- [Stated problem]: Identify the lines containing the word "Feature". Copy each one.
** Begin Given records **
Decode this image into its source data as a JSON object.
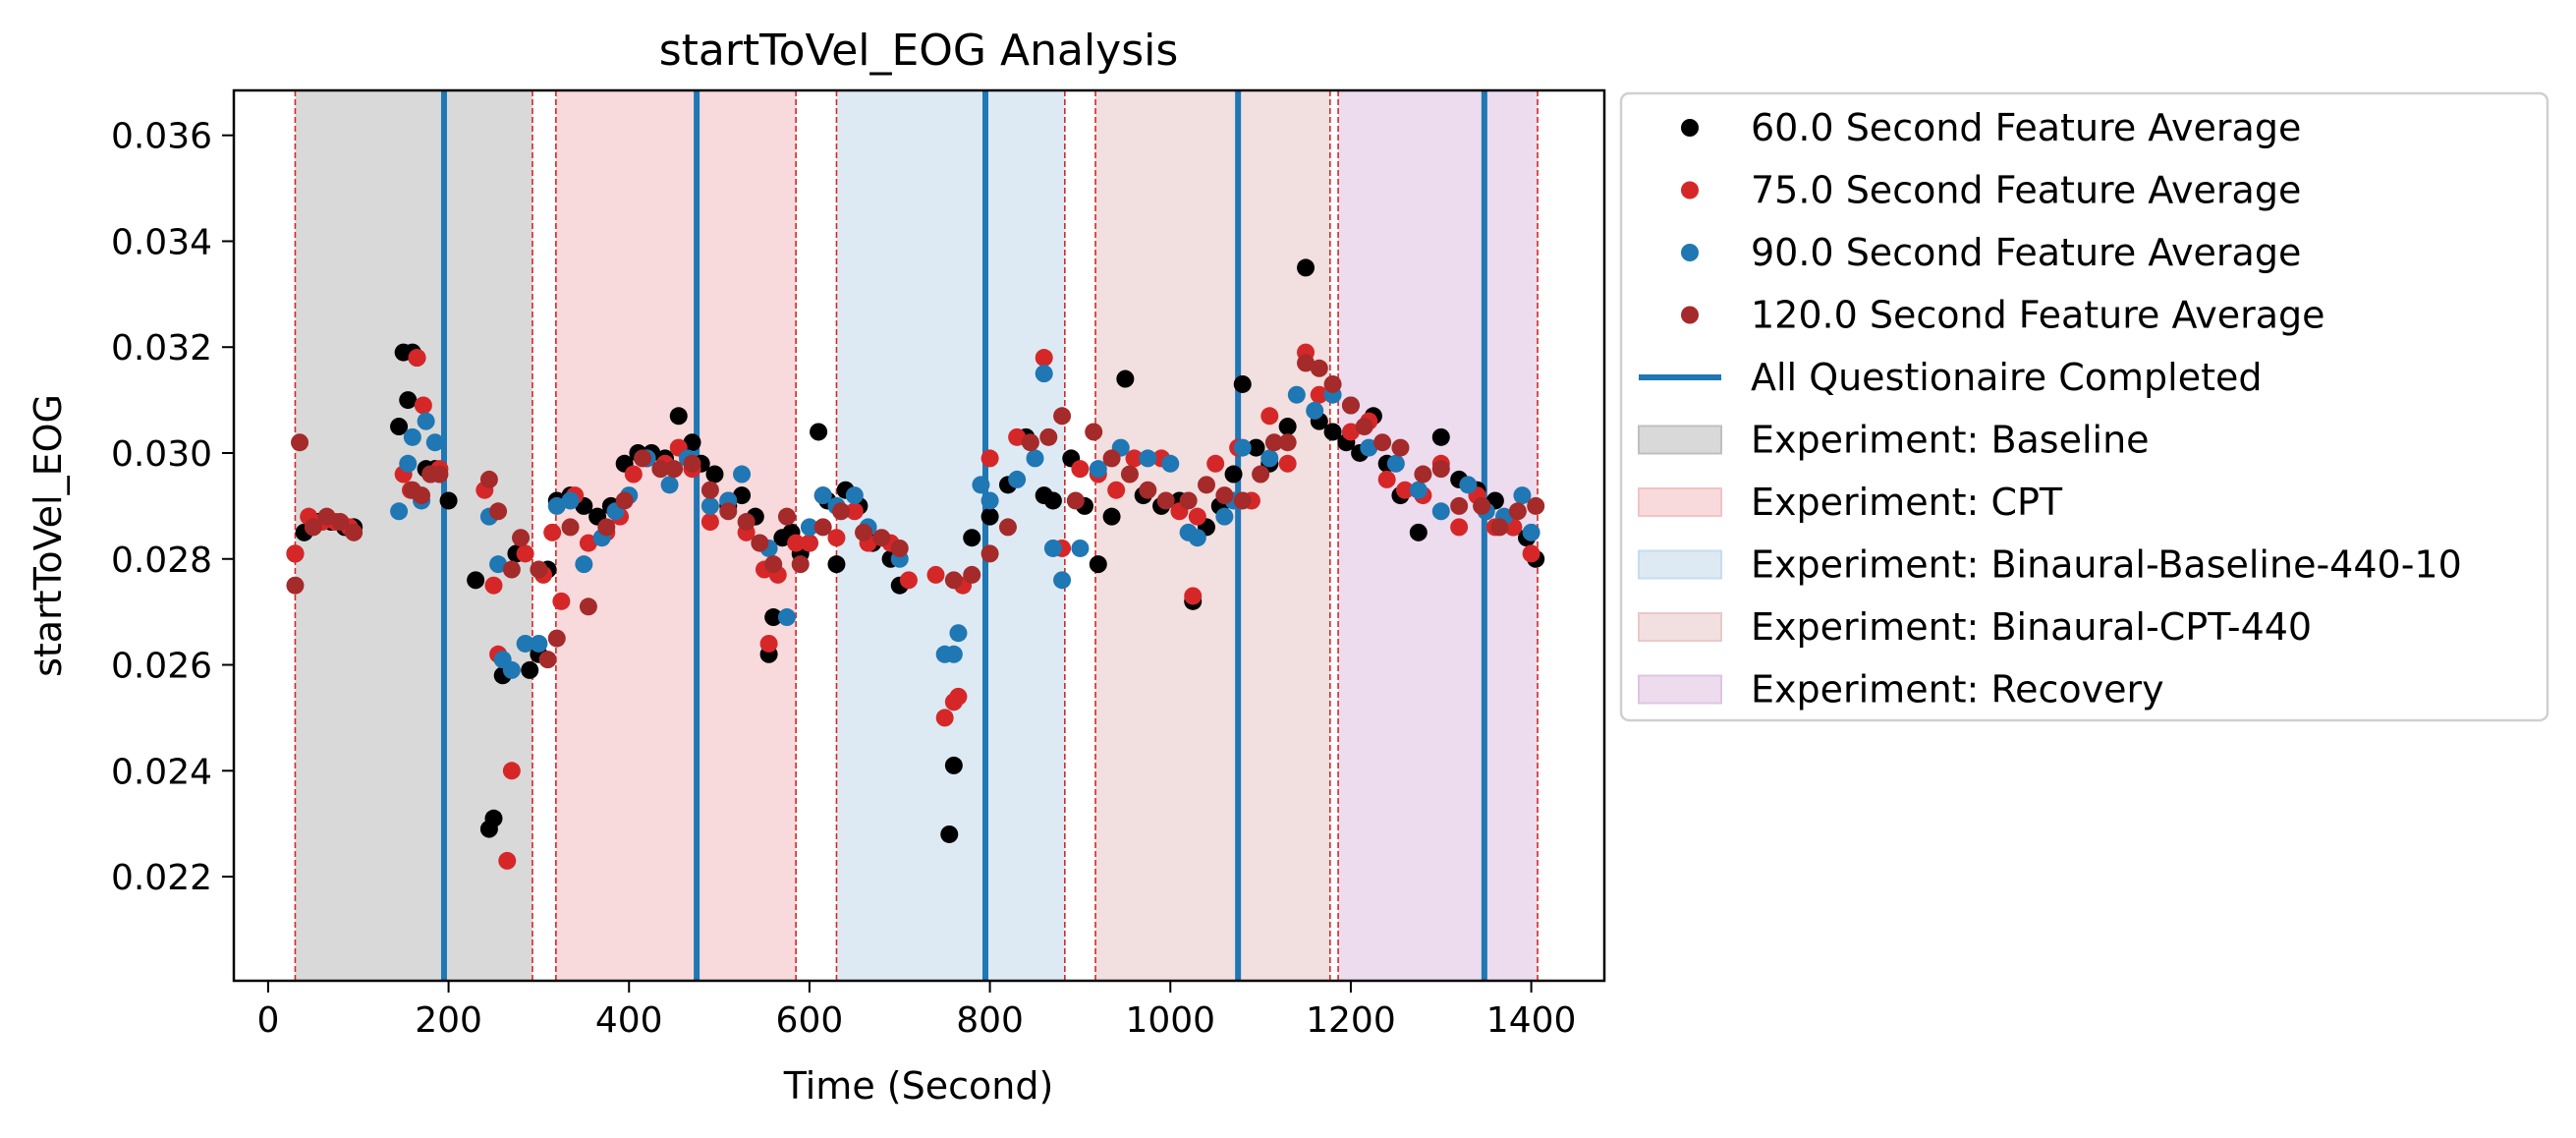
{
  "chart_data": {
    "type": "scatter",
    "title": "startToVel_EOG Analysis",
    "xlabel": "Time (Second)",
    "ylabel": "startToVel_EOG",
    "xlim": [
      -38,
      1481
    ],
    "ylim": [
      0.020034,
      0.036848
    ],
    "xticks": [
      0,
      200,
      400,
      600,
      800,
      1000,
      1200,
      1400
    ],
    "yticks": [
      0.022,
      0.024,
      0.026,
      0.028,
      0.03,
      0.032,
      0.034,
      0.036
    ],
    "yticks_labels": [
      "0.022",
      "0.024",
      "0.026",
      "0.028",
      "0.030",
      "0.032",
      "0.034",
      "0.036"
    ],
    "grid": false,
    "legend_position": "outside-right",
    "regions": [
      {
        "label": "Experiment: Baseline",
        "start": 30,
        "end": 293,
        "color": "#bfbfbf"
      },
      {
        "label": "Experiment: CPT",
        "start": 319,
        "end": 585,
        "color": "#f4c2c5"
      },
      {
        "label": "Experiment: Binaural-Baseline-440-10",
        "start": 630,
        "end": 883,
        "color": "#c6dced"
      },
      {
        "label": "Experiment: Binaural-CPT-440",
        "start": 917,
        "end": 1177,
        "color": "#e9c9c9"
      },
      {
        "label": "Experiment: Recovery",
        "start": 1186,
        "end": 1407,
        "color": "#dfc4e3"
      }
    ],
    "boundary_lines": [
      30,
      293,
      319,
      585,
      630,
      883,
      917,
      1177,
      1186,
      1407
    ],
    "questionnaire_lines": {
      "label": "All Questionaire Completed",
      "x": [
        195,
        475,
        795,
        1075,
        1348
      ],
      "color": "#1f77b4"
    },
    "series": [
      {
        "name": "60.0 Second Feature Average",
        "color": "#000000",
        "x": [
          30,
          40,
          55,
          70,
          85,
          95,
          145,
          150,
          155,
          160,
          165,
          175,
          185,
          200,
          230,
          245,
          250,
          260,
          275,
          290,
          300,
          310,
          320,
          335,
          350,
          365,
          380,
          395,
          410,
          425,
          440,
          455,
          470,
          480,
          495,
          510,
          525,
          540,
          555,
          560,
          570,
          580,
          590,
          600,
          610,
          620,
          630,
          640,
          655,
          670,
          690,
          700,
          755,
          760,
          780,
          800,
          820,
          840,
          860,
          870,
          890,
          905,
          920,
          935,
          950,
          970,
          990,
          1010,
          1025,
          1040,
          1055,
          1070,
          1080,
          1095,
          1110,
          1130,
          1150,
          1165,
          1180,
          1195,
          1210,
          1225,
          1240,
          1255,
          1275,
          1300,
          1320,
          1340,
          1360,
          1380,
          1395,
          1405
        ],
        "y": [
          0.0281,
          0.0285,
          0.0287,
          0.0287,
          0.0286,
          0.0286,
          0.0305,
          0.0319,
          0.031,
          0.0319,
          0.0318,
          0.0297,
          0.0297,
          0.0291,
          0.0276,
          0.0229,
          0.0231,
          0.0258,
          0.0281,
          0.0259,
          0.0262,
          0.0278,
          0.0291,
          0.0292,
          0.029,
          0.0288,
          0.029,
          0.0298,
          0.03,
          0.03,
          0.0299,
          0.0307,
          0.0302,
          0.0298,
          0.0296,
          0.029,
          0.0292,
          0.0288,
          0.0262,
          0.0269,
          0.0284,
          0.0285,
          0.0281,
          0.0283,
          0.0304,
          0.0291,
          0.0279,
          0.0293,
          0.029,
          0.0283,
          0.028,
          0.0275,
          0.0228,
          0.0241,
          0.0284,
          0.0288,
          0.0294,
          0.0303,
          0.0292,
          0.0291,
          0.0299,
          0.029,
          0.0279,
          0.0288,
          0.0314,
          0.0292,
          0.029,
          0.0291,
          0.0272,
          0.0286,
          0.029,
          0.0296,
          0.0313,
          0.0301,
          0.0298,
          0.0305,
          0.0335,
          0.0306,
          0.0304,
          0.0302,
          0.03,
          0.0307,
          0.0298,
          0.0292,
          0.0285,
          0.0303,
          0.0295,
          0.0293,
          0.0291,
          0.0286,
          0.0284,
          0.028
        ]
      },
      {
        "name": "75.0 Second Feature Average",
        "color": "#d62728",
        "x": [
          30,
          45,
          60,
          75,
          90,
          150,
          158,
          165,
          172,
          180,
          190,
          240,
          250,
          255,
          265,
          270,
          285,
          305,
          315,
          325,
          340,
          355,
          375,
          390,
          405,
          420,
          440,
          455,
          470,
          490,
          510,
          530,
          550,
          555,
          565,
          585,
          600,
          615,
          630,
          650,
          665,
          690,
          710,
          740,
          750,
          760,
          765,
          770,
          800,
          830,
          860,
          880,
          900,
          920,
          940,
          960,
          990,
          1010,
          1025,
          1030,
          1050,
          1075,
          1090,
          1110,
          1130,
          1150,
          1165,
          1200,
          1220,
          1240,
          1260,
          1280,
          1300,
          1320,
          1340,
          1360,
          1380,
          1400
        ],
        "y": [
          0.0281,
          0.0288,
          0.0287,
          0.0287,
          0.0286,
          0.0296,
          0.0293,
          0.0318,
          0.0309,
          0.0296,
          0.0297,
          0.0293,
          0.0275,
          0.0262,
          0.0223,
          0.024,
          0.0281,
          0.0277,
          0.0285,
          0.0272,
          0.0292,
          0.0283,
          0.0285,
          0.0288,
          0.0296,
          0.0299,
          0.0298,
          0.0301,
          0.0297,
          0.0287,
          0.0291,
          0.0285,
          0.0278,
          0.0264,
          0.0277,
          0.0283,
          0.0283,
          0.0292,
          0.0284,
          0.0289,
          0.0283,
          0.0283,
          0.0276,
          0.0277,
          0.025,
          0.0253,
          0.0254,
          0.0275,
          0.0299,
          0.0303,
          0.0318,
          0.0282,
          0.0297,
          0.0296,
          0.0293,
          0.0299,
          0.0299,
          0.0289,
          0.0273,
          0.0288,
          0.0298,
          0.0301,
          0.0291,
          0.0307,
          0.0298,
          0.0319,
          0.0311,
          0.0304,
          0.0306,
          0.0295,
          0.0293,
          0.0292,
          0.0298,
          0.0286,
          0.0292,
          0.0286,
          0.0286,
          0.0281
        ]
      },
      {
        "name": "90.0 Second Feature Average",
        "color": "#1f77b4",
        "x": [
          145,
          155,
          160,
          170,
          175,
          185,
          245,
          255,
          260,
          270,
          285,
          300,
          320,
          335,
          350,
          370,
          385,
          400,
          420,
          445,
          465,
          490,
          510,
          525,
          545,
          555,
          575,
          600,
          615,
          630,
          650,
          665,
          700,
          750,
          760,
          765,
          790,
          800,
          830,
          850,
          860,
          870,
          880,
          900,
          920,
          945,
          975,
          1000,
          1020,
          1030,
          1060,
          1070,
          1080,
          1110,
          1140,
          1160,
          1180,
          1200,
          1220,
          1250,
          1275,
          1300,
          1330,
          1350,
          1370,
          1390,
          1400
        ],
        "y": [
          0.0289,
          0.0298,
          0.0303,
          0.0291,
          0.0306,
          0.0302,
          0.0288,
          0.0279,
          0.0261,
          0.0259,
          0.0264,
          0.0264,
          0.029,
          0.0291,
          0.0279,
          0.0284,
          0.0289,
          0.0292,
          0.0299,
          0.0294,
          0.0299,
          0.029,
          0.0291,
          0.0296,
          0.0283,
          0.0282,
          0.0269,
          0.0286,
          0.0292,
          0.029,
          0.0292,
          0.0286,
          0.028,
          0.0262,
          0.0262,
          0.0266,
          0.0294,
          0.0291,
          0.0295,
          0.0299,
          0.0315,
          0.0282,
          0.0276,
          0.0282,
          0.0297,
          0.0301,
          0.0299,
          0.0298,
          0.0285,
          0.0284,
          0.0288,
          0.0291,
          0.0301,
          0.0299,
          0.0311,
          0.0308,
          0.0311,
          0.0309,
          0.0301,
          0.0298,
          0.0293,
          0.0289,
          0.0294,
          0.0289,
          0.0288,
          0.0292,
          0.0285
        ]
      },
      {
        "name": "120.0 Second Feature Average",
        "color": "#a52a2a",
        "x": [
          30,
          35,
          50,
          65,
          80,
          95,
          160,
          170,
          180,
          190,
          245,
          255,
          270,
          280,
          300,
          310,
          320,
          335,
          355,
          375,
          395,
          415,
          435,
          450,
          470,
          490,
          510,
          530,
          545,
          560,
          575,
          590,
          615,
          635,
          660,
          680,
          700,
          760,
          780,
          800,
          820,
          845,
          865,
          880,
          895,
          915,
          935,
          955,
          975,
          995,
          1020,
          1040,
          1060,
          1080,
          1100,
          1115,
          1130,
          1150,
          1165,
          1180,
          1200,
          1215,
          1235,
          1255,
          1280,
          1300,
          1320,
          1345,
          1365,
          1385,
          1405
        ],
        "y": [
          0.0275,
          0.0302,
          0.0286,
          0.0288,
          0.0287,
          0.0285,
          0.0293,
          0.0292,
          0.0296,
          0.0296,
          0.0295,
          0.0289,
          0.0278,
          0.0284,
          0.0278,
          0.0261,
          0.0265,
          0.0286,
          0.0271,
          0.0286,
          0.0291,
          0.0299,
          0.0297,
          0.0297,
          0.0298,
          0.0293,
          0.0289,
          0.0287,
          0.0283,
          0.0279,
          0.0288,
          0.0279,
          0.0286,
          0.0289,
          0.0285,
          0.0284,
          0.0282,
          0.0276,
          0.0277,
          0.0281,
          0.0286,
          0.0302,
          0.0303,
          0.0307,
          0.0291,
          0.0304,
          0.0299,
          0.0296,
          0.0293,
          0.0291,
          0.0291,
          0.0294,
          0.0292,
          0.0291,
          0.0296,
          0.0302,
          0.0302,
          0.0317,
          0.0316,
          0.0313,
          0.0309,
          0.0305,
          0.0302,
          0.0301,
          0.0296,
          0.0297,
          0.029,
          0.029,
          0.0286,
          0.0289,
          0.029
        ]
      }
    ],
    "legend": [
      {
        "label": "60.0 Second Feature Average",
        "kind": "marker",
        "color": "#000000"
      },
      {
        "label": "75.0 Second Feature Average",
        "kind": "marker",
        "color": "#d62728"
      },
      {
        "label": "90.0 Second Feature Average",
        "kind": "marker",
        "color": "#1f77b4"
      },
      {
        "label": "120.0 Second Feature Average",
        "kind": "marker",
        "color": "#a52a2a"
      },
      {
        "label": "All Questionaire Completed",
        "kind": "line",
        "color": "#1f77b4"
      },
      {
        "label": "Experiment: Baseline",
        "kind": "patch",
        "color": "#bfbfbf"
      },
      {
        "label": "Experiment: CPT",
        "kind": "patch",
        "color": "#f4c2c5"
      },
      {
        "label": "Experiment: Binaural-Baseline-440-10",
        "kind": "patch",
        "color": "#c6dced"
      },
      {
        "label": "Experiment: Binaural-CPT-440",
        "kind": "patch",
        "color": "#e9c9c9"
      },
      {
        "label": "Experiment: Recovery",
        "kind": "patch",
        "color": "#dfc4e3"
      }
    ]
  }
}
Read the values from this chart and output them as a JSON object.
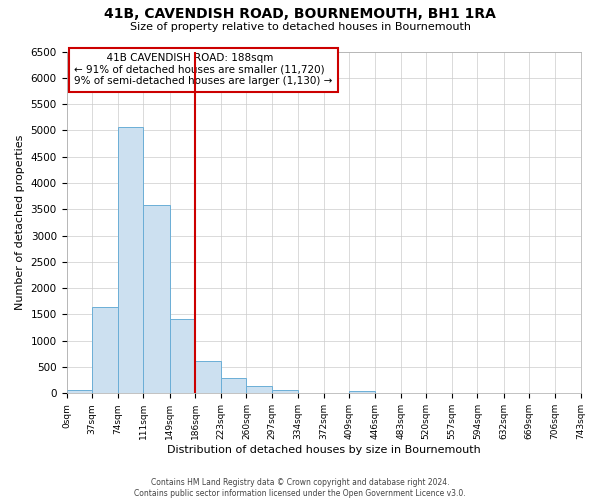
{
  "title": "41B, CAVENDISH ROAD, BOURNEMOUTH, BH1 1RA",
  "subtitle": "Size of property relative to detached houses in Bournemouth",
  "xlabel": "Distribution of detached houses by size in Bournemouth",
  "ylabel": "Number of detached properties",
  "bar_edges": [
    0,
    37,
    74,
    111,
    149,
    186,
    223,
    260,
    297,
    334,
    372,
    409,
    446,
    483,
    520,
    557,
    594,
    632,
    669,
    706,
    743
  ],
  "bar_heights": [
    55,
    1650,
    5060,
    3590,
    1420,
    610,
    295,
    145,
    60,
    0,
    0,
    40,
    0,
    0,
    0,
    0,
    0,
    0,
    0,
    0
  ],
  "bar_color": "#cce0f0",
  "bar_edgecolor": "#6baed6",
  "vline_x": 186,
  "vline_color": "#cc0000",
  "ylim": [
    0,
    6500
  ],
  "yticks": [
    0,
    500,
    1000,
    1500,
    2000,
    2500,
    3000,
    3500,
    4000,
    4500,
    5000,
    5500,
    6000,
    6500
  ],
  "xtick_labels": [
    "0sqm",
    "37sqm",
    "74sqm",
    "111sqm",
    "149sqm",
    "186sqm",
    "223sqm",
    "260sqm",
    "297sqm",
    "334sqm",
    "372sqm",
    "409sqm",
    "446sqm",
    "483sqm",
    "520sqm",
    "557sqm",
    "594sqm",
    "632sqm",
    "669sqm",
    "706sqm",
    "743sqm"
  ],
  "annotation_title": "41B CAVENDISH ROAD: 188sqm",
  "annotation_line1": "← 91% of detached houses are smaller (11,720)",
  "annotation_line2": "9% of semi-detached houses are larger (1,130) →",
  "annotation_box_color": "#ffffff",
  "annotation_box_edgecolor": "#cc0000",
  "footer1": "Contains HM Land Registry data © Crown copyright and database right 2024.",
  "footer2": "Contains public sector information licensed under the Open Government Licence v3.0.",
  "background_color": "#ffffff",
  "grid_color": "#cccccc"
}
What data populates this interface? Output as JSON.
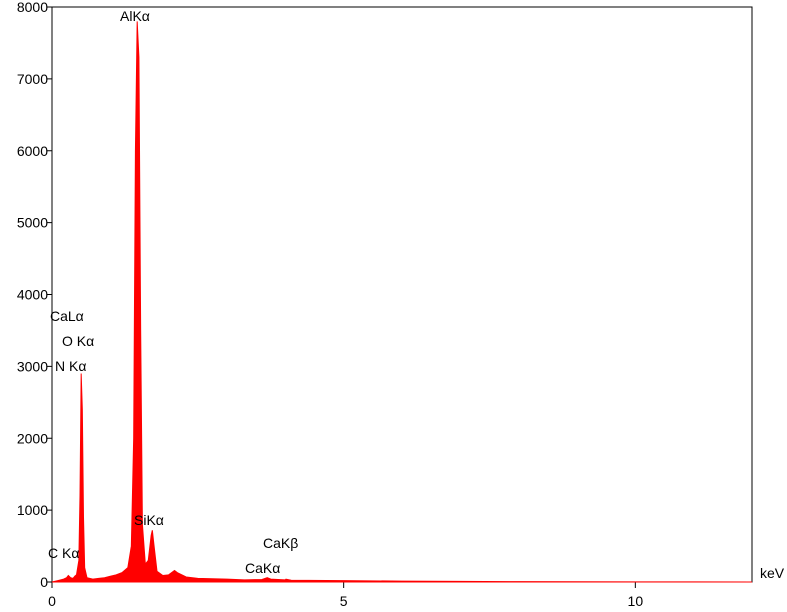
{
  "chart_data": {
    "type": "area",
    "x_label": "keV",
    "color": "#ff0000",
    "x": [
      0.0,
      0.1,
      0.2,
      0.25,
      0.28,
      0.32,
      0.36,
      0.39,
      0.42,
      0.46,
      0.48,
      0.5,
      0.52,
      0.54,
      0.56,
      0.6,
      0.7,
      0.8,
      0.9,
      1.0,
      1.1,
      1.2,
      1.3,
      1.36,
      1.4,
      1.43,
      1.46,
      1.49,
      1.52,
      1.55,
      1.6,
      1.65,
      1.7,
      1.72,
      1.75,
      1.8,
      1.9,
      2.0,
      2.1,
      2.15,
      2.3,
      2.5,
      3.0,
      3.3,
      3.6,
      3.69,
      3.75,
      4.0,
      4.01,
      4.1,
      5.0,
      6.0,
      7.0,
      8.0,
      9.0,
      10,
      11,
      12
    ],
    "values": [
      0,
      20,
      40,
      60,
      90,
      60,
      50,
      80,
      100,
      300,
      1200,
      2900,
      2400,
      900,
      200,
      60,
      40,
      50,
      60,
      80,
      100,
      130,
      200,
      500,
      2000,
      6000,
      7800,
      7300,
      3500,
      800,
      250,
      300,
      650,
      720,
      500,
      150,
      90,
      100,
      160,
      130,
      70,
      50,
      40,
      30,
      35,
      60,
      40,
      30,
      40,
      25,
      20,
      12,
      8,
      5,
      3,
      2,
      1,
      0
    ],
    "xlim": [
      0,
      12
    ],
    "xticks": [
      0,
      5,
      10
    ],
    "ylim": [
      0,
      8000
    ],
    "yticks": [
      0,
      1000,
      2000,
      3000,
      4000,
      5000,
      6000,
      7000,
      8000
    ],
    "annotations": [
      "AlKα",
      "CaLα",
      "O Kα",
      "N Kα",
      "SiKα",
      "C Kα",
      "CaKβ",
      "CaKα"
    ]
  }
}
** End Given records **
- [Solution to the problem]:
        "name": "60.0 Second Feature Average",
        "name": "75.0 Second Feature Average",
        "name": "90.0 Second Feature Average",
        "name": "120.0 Second Feature Average",
        "label": "60.0 Second Feature Average",
        "label": "75.0 Second Feature Average",
        "label": "90.0 Second Feature Average",
        "label": "120.0 Second Feature Average",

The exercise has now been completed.